• _Data extract_
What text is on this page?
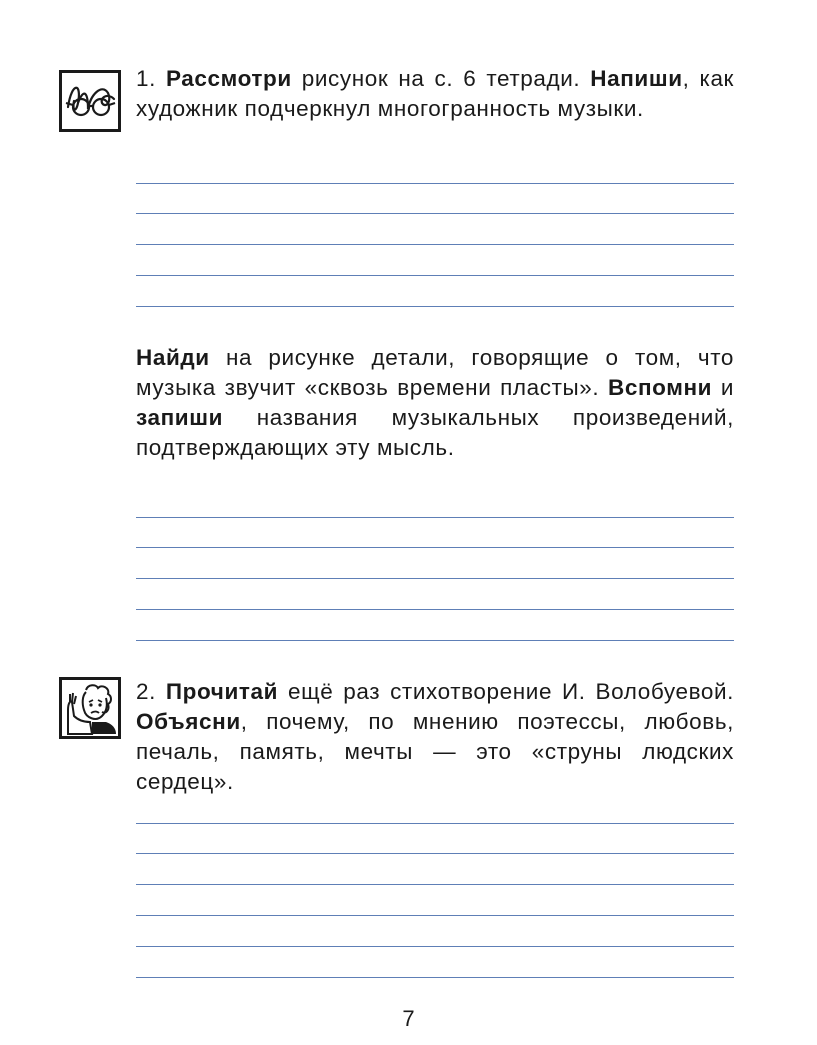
1. Рассмотри рисунок на с. 6 тетради. Напиши, как художник подчеркнул многогранность музыки.

Найди на рисунке детали, говорящие о том, что музыка звучит «сквозь времени пласты». Вспомни и запиши названия музыкальных произведений, подтверждающих эту мысль.

2. Прочитай ещё раз стихотворение И. Волобуевой. Объясни, почему, по мнению поэтессы, любовь, печаль, память, мечты — это «струны людских сердец».

7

• _Objective_
Exclude the pictures and transcribe all of the entries exactly.

• _Written solution_
What text is on this page?
1. Рассмотри рисунок на с. 6 тетради. Напиши, как художник подчеркнул многогранность музыки.

Найди на рисунке детали, говорящие о том, что музыка звучит «сквозь времени пласты». Вспомни и запиши названия музыкальных произведений, подтверждающих эту мысль.

2. Прочитай ещё раз стихотворение И. Волобуевой. Объясни, почему, по мнению поэтессы, любовь, печаль, память, мечты — это «струны людских сердец».

7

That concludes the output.